**PROMPT**
Everything from the line containing "Type out the text in this image." to the last line of the records must be returned verbatim; nothing else belongs in the output.

** START EXTRACTED MATERIAL **

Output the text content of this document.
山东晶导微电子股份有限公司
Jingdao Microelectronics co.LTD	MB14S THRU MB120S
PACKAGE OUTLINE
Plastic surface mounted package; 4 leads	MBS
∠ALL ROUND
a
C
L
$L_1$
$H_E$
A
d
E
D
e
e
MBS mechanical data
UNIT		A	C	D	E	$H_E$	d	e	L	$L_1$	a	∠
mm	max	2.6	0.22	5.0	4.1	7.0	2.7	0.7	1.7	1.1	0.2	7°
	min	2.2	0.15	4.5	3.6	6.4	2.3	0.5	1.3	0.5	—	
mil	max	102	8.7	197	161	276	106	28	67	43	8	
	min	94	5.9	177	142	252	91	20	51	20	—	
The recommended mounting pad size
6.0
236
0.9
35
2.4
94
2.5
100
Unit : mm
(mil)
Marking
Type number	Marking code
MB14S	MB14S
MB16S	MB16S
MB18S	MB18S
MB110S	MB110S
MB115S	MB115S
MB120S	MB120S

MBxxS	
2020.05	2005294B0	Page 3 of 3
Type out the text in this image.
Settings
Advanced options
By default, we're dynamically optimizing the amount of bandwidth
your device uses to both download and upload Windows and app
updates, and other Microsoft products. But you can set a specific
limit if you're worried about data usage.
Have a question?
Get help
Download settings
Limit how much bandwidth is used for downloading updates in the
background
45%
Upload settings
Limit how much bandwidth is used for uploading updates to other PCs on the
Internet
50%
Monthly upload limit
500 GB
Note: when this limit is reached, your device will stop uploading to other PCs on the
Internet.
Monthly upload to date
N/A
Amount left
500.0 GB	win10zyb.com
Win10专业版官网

** END EXTRACTED MATERIAL **

**WRITTEN REPLY**
Type out the text in this image.
Settings
Advanced options
By default, we're dynamically optimizing the amount of bandwidth
your device uses to both download and upload Windows and app
updates, and other Microsoft products. But you can set a specific
limit if you're worried about data usage.
Have a question?
Get help
Download settings
Limit how much bandwidth is used for downloading updates in the
background
45%
Upload settings
Limit how much bandwidth is used for uploading updates to other PCs on the
Internet
50%
Monthly upload limit
500 GB
Note: when this limit is reached, your device will stop uploading to other PCs on the
Internet.
Monthly upload to date
N/A
Amount left
500.0 GB	win10zyb.com
Win10专业版官网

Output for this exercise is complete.